• _Problem details_: Filter the records below for the word "caption". Copy each line that holds it.

• _Extracted records_:
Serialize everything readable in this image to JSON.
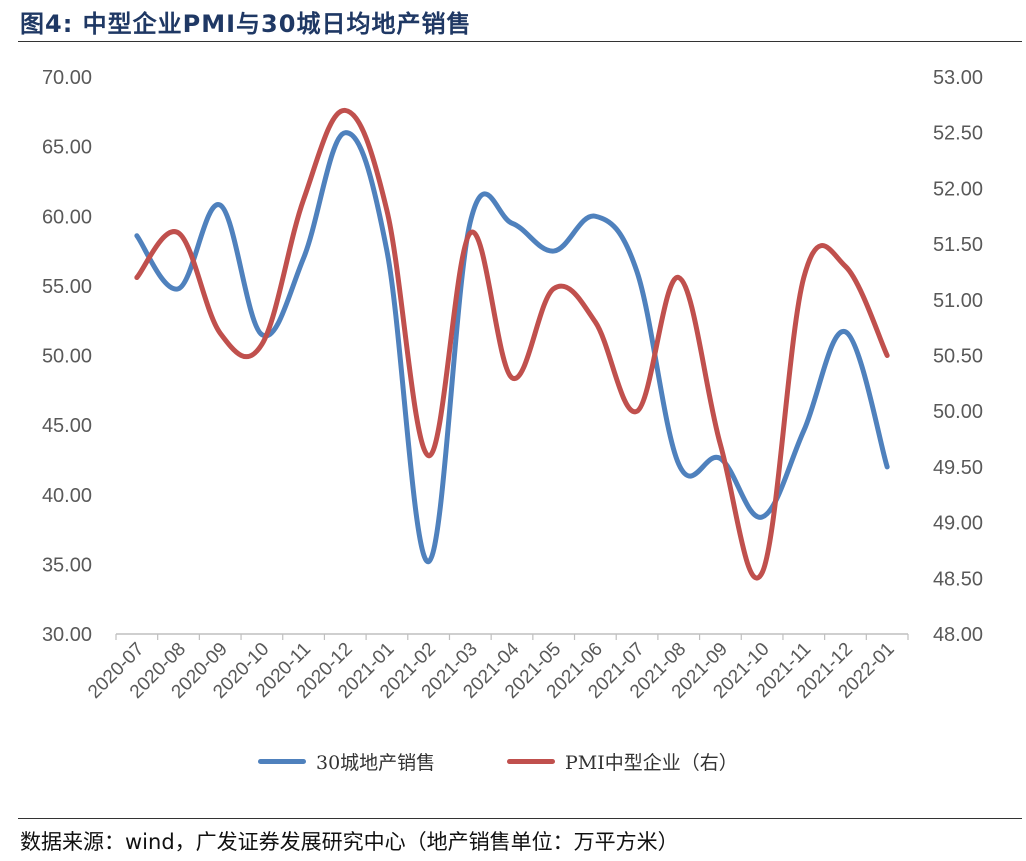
{
  "header": {
    "title": "图4:  中型企业PMI与30城日均地产销售"
  },
  "footer": {
    "source": "数据来源：wind，广发证券发展研究中心（地产销售单位：万平方米）"
  },
  "chart_data": {
    "type": "line",
    "categories": [
      "2020-07",
      "2020-08",
      "2020-09",
      "2020-10",
      "2020-11",
      "2020-12",
      "2021-01",
      "2021-02",
      "2021-03",
      "2021-04",
      "2021-05",
      "2021-06",
      "2021-07",
      "2021-08",
      "2021-09",
      "2021-10",
      "2021-11",
      "2021-12",
      "2022-01"
    ],
    "y_left": {
      "lim": [
        30,
        70
      ],
      "ticks": [
        "70.00",
        "65.00",
        "60.00",
        "55.00",
        "50.00",
        "45.00",
        "40.00",
        "35.00",
        "30.00"
      ]
    },
    "y_right": {
      "lim": [
        48,
        53
      ],
      "ticks": [
        "53.00",
        "52.50",
        "52.00",
        "51.50",
        "51.00",
        "50.50",
        "50.00",
        "49.50",
        "49.00",
        "48.50",
        "48.00"
      ]
    },
    "grid": false,
    "legend_position": "bottom",
    "series": [
      {
        "name": "30城地产销售",
        "axis": "left",
        "color": "#4f81bd",
        "values": [
          58.6,
          54.8,
          60.8,
          51.5,
          57.0,
          66.0,
          57.5,
          35.2,
          59.6,
          59.5,
          57.5,
          60.0,
          56.0,
          42.2,
          42.6,
          38.4,
          44.6,
          51.7,
          42.0
        ]
      },
      {
        "name": "PMI中型企业（右）",
        "axis": "right",
        "color": "#c0504d",
        "values": [
          51.2,
          51.6,
          50.7,
          50.6,
          51.9,
          52.7,
          51.8,
          49.6,
          51.6,
          50.3,
          51.1,
          50.8,
          50.0,
          51.2,
          49.7,
          48.55,
          51.2,
          51.3,
          50.5
        ]
      }
    ]
  }
}
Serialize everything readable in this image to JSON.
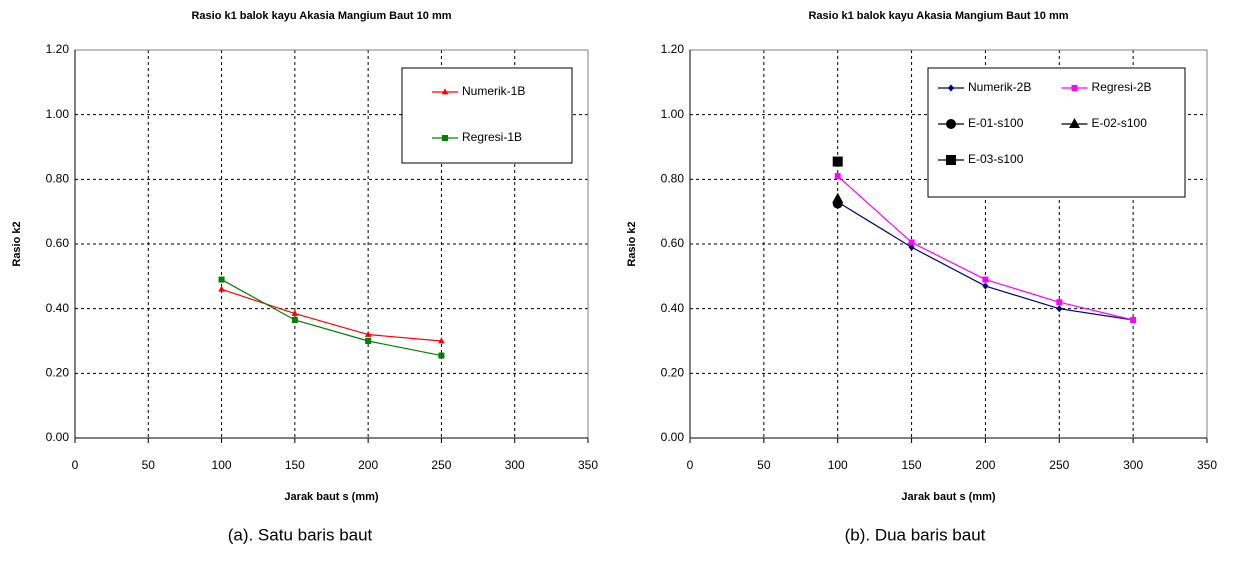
{
  "chart_data": [
    {
      "type": "line",
      "title": "Rasio k1 balok kayu Akasia Mangium Baut 10 mm",
      "x_label": "Jarak baut s (mm)",
      "y_label": "Rasio k2",
      "caption": "(a). Satu baris baut",
      "xlim": [
        0,
        350
      ],
      "xticks": [
        0,
        50,
        100,
        150,
        200,
        250,
        300,
        350
      ],
      "ylim": [
        0,
        1.2
      ],
      "yticks": [
        {
          "value": 0,
          "label": "0.00"
        },
        {
          "value": 0.2,
          "label": "0.20"
        },
        {
          "value": 0.4,
          "label": "0.40"
        },
        {
          "value": 0.6,
          "label": "0.60"
        },
        {
          "value": 0.8,
          "label": "0.80"
        },
        {
          "value": 1.0,
          "label": "1.00"
        },
        {
          "value": 1.2,
          "label": "1.20"
        }
      ],
      "grid": true,
      "legend": "upper right",
      "legend_columns": 1,
      "series": [
        {
          "name": "Numerik-1B",
          "color": "#ff0000",
          "marker": "triangle",
          "line": true,
          "x": [
            100,
            150,
            200,
            250
          ],
          "values": [
            0.46,
            0.385,
            0.32,
            0.3
          ]
        },
        {
          "name": "Regresi-1B",
          "color": "#008000",
          "marker": "square",
          "line": true,
          "x": [
            100,
            150,
            200,
            250
          ],
          "values": [
            0.49,
            0.365,
            0.3,
            0.255
          ]
        }
      ]
    },
    {
      "type": "line",
      "title": "Rasio k1 balok kayu Akasia Mangium Baut 10 mm",
      "x_label": "Jarak baut s (mm)",
      "y_label": "Rasio k2",
      "caption": "(b). Dua baris baut",
      "xlim": [
        0,
        350
      ],
      "xticks": [
        0,
        50,
        100,
        150,
        200,
        250,
        300,
        350
      ],
      "ylim": [
        0,
        1.2
      ],
      "yticks": [
        {
          "value": 0,
          "label": "0.00"
        },
        {
          "value": 0.2,
          "label": "0.20"
        },
        {
          "value": 0.4,
          "label": "0.40"
        },
        {
          "value": 0.6,
          "label": "0.60"
        },
        {
          "value": 0.8,
          "label": "0.80"
        },
        {
          "value": 1.0,
          "label": "1.00"
        },
        {
          "value": 1.2,
          "label": "1.20"
        }
      ],
      "grid": true,
      "legend": "upper right",
      "legend_columns": 2,
      "series": [
        {
          "name": "Numerik-2B",
          "color": "#000080",
          "marker": "diamond",
          "line": true,
          "x": [
            100,
            150,
            200,
            250,
            300
          ],
          "values": [
            0.73,
            0.59,
            0.47,
            0.4,
            0.365
          ]
        },
        {
          "name": "Regresi-2B",
          "color": "#ff00ff",
          "marker": "square",
          "line": true,
          "x": [
            100,
            150,
            200,
            250,
            300
          ],
          "values": [
            0.81,
            0.605,
            0.49,
            0.42,
            0.365
          ]
        },
        {
          "name": "E-01-s100",
          "color": "#000000",
          "marker": "circle",
          "line": false,
          "x": [
            100
          ],
          "values": [
            0.725
          ]
        },
        {
          "name": "E-02-s100",
          "color": "#000000",
          "marker": "triangle",
          "line": false,
          "x": [
            100
          ],
          "values": [
            0.74
          ]
        },
        {
          "name": "E-03-s100",
          "color": "#000000",
          "marker": "square",
          "line": false,
          "x": [
            100
          ],
          "values": [
            0.855
          ]
        }
      ]
    }
  ]
}
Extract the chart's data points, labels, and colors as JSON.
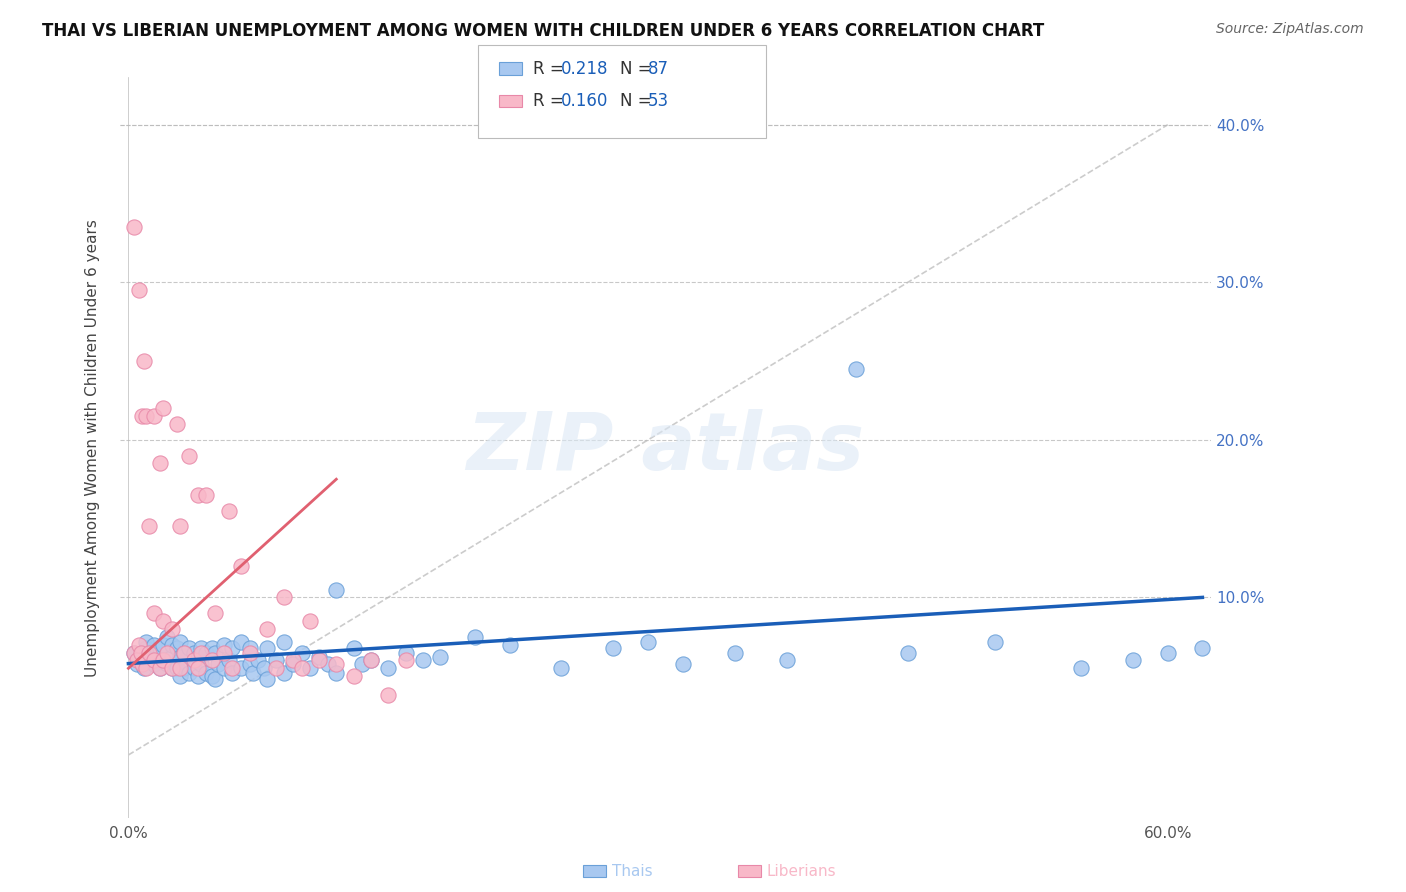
{
  "title": "THAI VS LIBERIAN UNEMPLOYMENT AMONG WOMEN WITH CHILDREN UNDER 6 YEARS CORRELATION CHART",
  "source": "Source: ZipAtlas.com",
  "ylim": [
    -0.04,
    0.43
  ],
  "xlim": [
    -0.005,
    0.625
  ],
  "legend_r1": "R = 0.218",
  "legend_n1": "N = 87",
  "legend_r2": "R = 0.160",
  "legend_n2": "N = 53",
  "thai_color": "#a8c8f0",
  "thai_edge_color": "#6aa0d8",
  "liberian_color": "#f8b8c8",
  "liberian_edge_color": "#e888a8",
  "thai_trend_color": "#1a5eb8",
  "liberian_trend_color": "#e06070",
  "ref_line_color": "#cccccc",
  "background_color": "#ffffff",
  "right_tick_color": "#4472c4",
  "thai_trend_x": [
    0.0,
    0.62
  ],
  "thai_trend_y": [
    0.058,
    0.1
  ],
  "liberian_trend_x": [
    0.0,
    0.12
  ],
  "liberian_trend_y": [
    0.055,
    0.175
  ],
  "ref_line_x": [
    0.0,
    0.6
  ],
  "ref_line_y": [
    0.0,
    0.4
  ],
  "thai_scatter_x": [
    0.003,
    0.005,
    0.007,
    0.009,
    0.01,
    0.01,
    0.012,
    0.015,
    0.015,
    0.015,
    0.018,
    0.018,
    0.02,
    0.02,
    0.022,
    0.022,
    0.025,
    0.025,
    0.025,
    0.028,
    0.028,
    0.03,
    0.03,
    0.03,
    0.032,
    0.032,
    0.035,
    0.035,
    0.038,
    0.038,
    0.04,
    0.04,
    0.042,
    0.042,
    0.045,
    0.045,
    0.048,
    0.048,
    0.05,
    0.05,
    0.052,
    0.055,
    0.055,
    0.058,
    0.06,
    0.06,
    0.065,
    0.065,
    0.07,
    0.07,
    0.072,
    0.075,
    0.078,
    0.08,
    0.08,
    0.085,
    0.09,
    0.09,
    0.095,
    0.1,
    0.105,
    0.11,
    0.115,
    0.12,
    0.12,
    0.13,
    0.135,
    0.14,
    0.15,
    0.16,
    0.17,
    0.18,
    0.2,
    0.22,
    0.25,
    0.28,
    0.3,
    0.32,
    0.35,
    0.38,
    0.42,
    0.45,
    0.5,
    0.55,
    0.58,
    0.6,
    0.62
  ],
  "thai_scatter_y": [
    0.065,
    0.058,
    0.06,
    0.055,
    0.068,
    0.072,
    0.062,
    0.058,
    0.065,
    0.07,
    0.055,
    0.068,
    0.06,
    0.07,
    0.058,
    0.075,
    0.055,
    0.062,
    0.07,
    0.055,
    0.068,
    0.05,
    0.062,
    0.072,
    0.055,
    0.065,
    0.052,
    0.068,
    0.055,
    0.065,
    0.05,
    0.062,
    0.058,
    0.068,
    0.052,
    0.065,
    0.05,
    0.068,
    0.048,
    0.065,
    0.058,
    0.055,
    0.07,
    0.06,
    0.052,
    0.068,
    0.055,
    0.072,
    0.058,
    0.068,
    0.052,
    0.06,
    0.055,
    0.048,
    0.068,
    0.06,
    0.052,
    0.072,
    0.058,
    0.065,
    0.055,
    0.062,
    0.058,
    0.052,
    0.105,
    0.068,
    0.058,
    0.06,
    0.055,
    0.065,
    0.06,
    0.062,
    0.075,
    0.07,
    0.055,
    0.068,
    0.072,
    0.058,
    0.065,
    0.06,
    0.245,
    0.065,
    0.072,
    0.055,
    0.06,
    0.065,
    0.068
  ],
  "liberian_scatter_x": [
    0.003,
    0.003,
    0.005,
    0.006,
    0.006,
    0.007,
    0.008,
    0.008,
    0.009,
    0.01,
    0.01,
    0.012,
    0.012,
    0.015,
    0.015,
    0.015,
    0.018,
    0.018,
    0.02,
    0.02,
    0.02,
    0.022,
    0.025,
    0.025,
    0.028,
    0.03,
    0.03,
    0.032,
    0.035,
    0.038,
    0.04,
    0.04,
    0.042,
    0.045,
    0.048,
    0.05,
    0.055,
    0.058,
    0.06,
    0.065,
    0.07,
    0.08,
    0.085,
    0.09,
    0.095,
    0.1,
    0.105,
    0.11,
    0.12,
    0.13,
    0.14,
    0.15,
    0.16
  ],
  "liberian_scatter_y": [
    0.065,
    0.335,
    0.06,
    0.07,
    0.295,
    0.065,
    0.058,
    0.215,
    0.25,
    0.055,
    0.215,
    0.065,
    0.145,
    0.06,
    0.09,
    0.215,
    0.055,
    0.185,
    0.06,
    0.085,
    0.22,
    0.065,
    0.055,
    0.08,
    0.21,
    0.055,
    0.145,
    0.065,
    0.19,
    0.06,
    0.055,
    0.165,
    0.065,
    0.165,
    0.06,
    0.09,
    0.065,
    0.155,
    0.055,
    0.12,
    0.065,
    0.08,
    0.055,
    0.1,
    0.06,
    0.055,
    0.085,
    0.06,
    0.058,
    0.05,
    0.06,
    0.038,
    0.06
  ]
}
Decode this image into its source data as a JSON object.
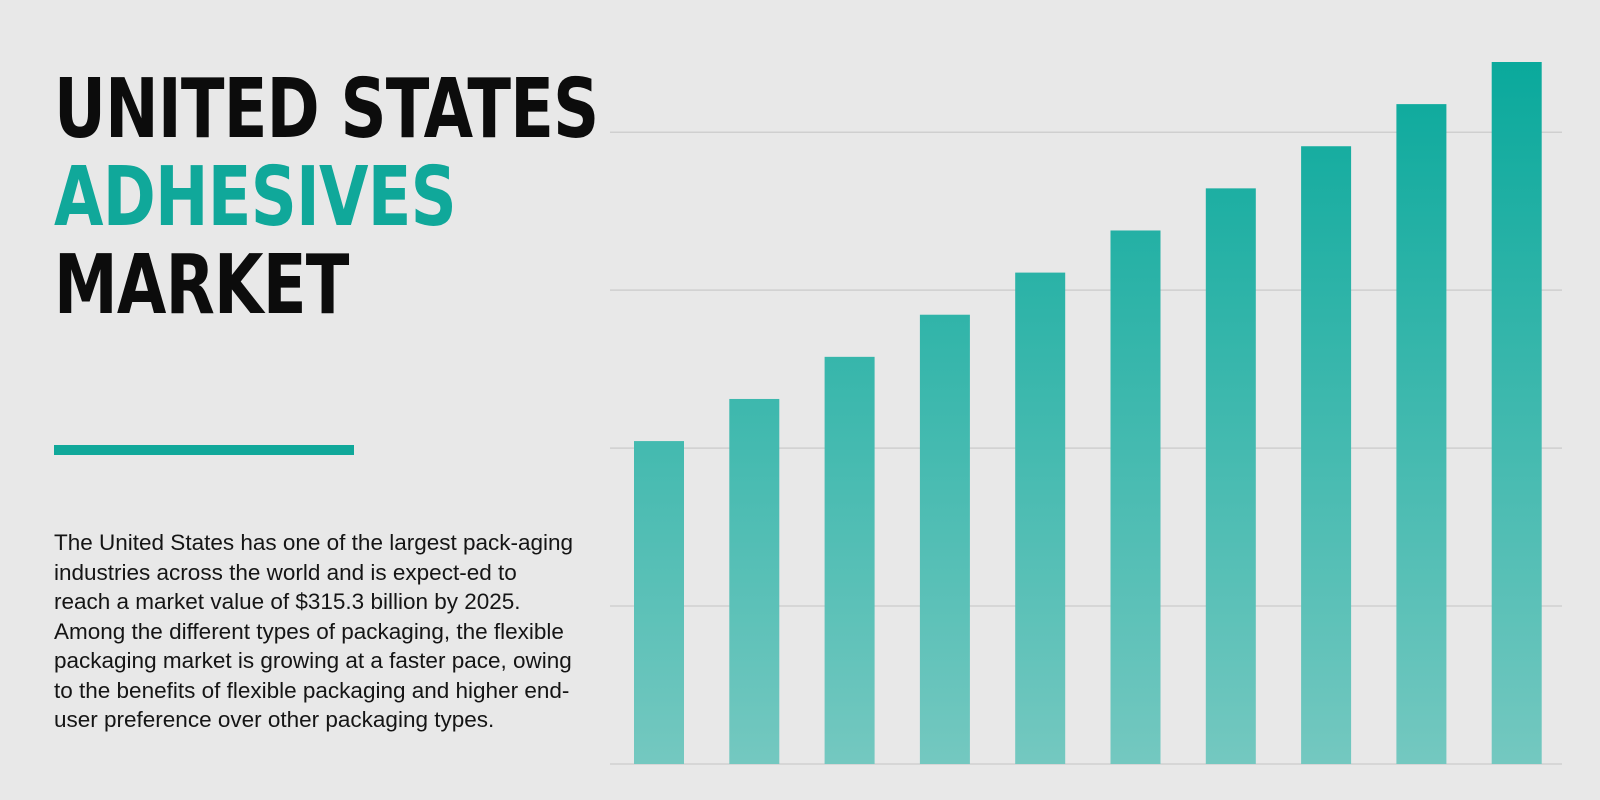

• _Answer for this exercise_:
      "caption": "(a). Satu baris baut",
      "caption": "(b). Dua baris baut",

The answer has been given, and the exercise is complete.